WHAT THIS TASK INVOLVES
Repeat every entry word for word, but leave the images out of your copy.

[BEGIN RECORDS FOR THIS EXERCISE]

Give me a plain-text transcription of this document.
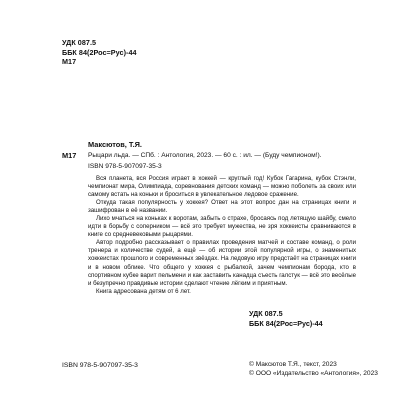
УДК 087.5
ББК 84(2Рос=Рус)-44
М17
Максютов, Т.Я.
М17 Рыцари льда. — СПб. : Антология, 2023. — 60 с. : ил. — (Буду чемпионом!).
ISBN 978-5-907097-35-3

Вся планета, вся Россия играет в хоккей — круглый год! Кубок Гагарина, кубок Стэнли, чемпионат мира, Олимпиада, соревнования детских команд — можно поболеть за своих или самому встать на коньки и броситься в увлекательное ледовое сражение.

Откуда такая популярность у хоккея? Ответ на этот вопрос дан на страницах книги и зашифрован в её названии.

Лихо мчаться на коньках к воротам, забыть о страхе, бросаясь под летящую шайбу, смело идти в борьбу с соперником — всё это требует мужества, не зря хоккеисты сравниваются в книге со средневековыми рыцарями.

Автор подробно рассказывает о правилах проведения матчей и составе команд, о роли тренера и количестве судей, а ещё — об истории этой популярной игры, о знаменитых хоккеистах прошлого и современных звёздах. На ледовую игру предстаёт на страницах книги и в новом облике. Что общего у хоккея с рыбалкой, зачем чемпионам борода, кто в спортивном кубке варит пельмени и как заставить канадца съесть галстук — всё это весёлые и безупречно правдивые истории сделают чтение лёгким и приятным.

Книга адресована детям от 6 лет.

УДК 087.5
ББК 84(2Рос=Рус)-44
ISBN 978-5-907097-35-3	© Максютов Т.Я., текст, 2023
© ООО «Издательство «Антология», 2023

[END RECORDS FOR THIS EXERCISE]

ANSWER TO THE EXERCISE
Give me a plain-text transcription of this document.
УДК 087.5
ББК 84(2Рос=Рус)-44
М17
Максютов, Т.Я.
М17 Рыцари льда. — СПб. : Антология, 2023. — 60 с. : ил. — (Буду чемпионом!).
ISBN 978-5-907097-35-3

Вся планета, вся Россия играет в хоккей — круглый год! Кубок Гагарина, кубок Стэнли, чемпионат мира, Олимпиада, соревнования детских команд — можно поболеть за своих или самому встать на коньки и броситься в увлекательное ледовое сражение.

Откуда такая популярность у хоккея? Ответ на этот вопрос дан на страницах книги и зашифрован в её названии.

Лихо мчаться на коньках к воротам, забыть о страхе, бросаясь под летящую шайбу, смело идти в борьбу с соперником — всё это требует мужества, не зря хоккеисты сравниваются в книге со средневековыми рыцарями.

Автор подробно рассказывает о правилах проведения матчей и составе команд, о роли тренера и количестве судей, а ещё — об истории этой популярной игры, о знаменитых хоккеистах прошлого и современных звёздах. На ледовую игру предстаёт на страницах книги и в новом облике. Что общего у хоккея с рыбалкой, зачем чемпионам борода, кто в спортивном кубке варит пельмени и как заставить канадца съесть галстук — всё это весёлые и безупречно правдивые истории сделают чтение лёгким и приятным.

Книга адресована детям от 6 лет.

УДК 087.5
ББК 84(2Рос=Рус)-44
ISBN 978-5-907097-35-3	© Максютов Т.Я., текст, 2023
© ООО «Издательство «Антология», 2023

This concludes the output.